-------- AVAILABLE DATA

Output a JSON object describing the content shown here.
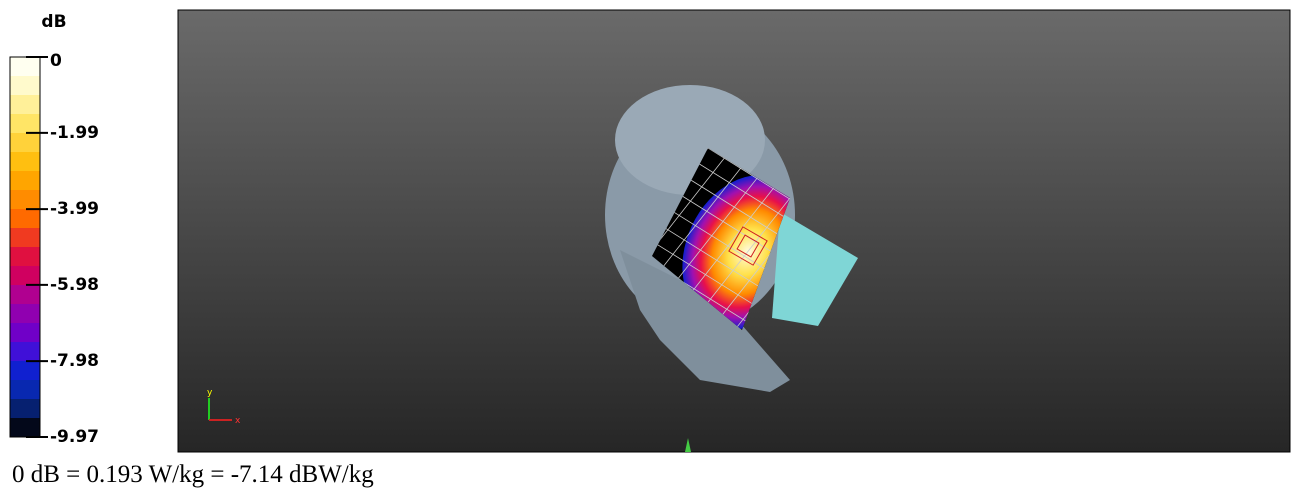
{
  "colorbar": {
    "unit": "dB",
    "ticks": [
      0,
      -1.99,
      -3.99,
      -5.98,
      -7.98,
      -9.97
    ]
  },
  "axes_triad": {
    "y": "y",
    "x": "x"
  },
  "caption": "0 dB = 0.193 W/kg = -7.14 dBW/kg"
}
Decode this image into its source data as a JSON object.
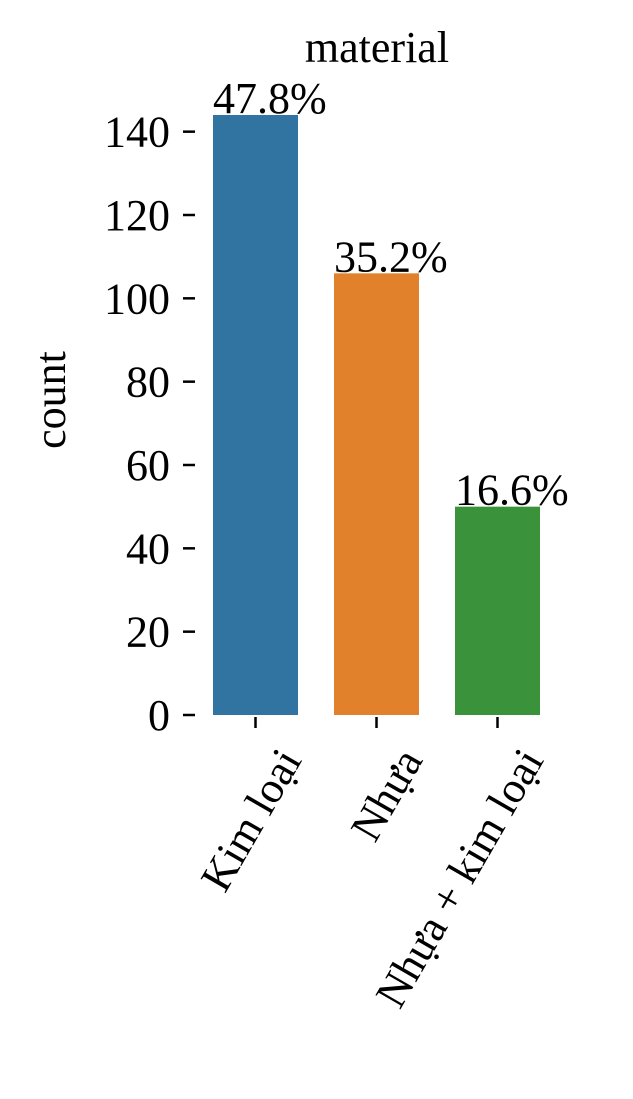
{
  "chart_data": {
    "type": "bar",
    "title": "material",
    "xlabel": "",
    "ylabel": "count",
    "categories": [
      "Kim loại",
      "Nhựa",
      "Nhựa + kim loại"
    ],
    "values": [
      144,
      106,
      50
    ],
    "bar_labels": [
      "47.8%",
      "35.2%",
      "16.6%"
    ],
    "colors": [
      "#3274a1",
      "#e1812c",
      "#3a923a"
    ],
    "yticks": [
      0,
      20,
      40,
      60,
      80,
      100,
      120,
      140
    ],
    "ylim": [
      0,
      144
    ],
    "grid": false,
    "legend": "none"
  }
}
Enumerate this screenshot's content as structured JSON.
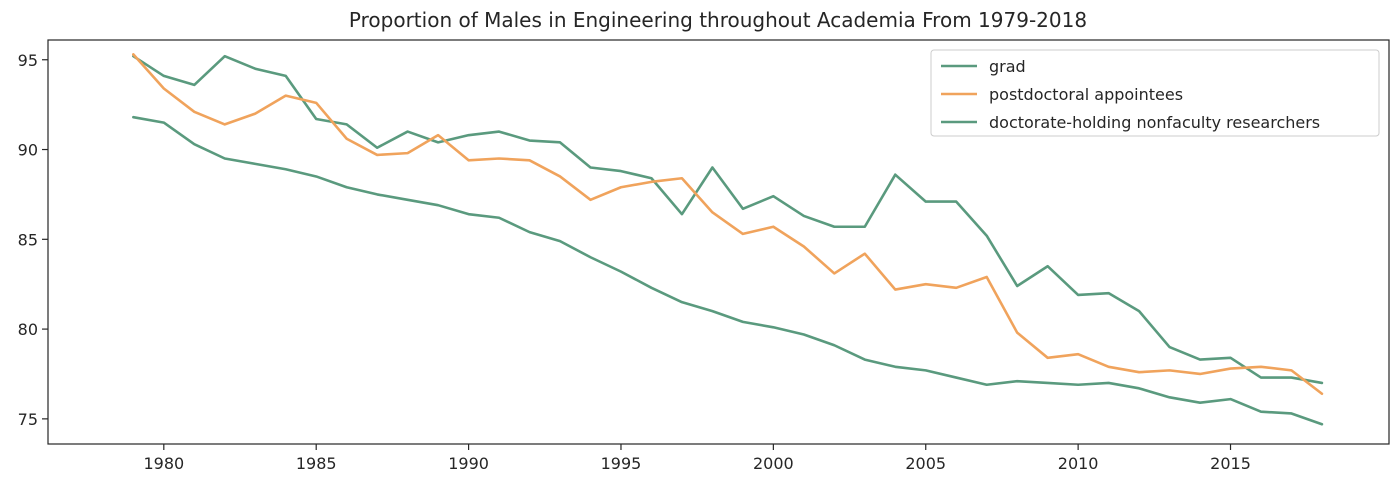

----------------

**WHAT THE TASK ASKS**: Repeat the records above exactly, leaving out any pictures they contain.

**PROBLEM SOLUTION**:
Output a JSON object describing the content shown here.
{
  "colorbar": {
    "unit": "dB",
    "ticks": [
      0,
      -1.99,
      -3.99,
      -5.98,
      -7.98,
      -9.97
    ]
  },
  "axes_triad": {
    "y": "y",
    "x": "x"
  },
  "caption": "0 dB = 0.193 W/kg = -7.14 dBW/kg"
}
Decode this image into its source data as a JSON object.
{
  "chart_data": {
    "type": "bar",
    "title": "material",
    "xlabel": "",
    "ylabel": "count",
    "categories": [
      "Kim loại",
      "Nhựa",
      "Nhựa + kim loại"
    ],
    "values": [
      144,
      106,
      50
    ],
    "bar_labels": [
      "47.8%",
      "35.2%",
      "16.6%"
    ],
    "colors": [
      "#3274a1",
      "#e1812c",
      "#3a923a"
    ],
    "yticks": [
      0,
      20,
      40,
      60,
      80,
      100,
      120,
      140
    ],
    "ylim": [
      0,
      144
    ],
    "grid": false,
    "legend": "none"
  }
}
Enumerate this screenshot's content as structured JSON.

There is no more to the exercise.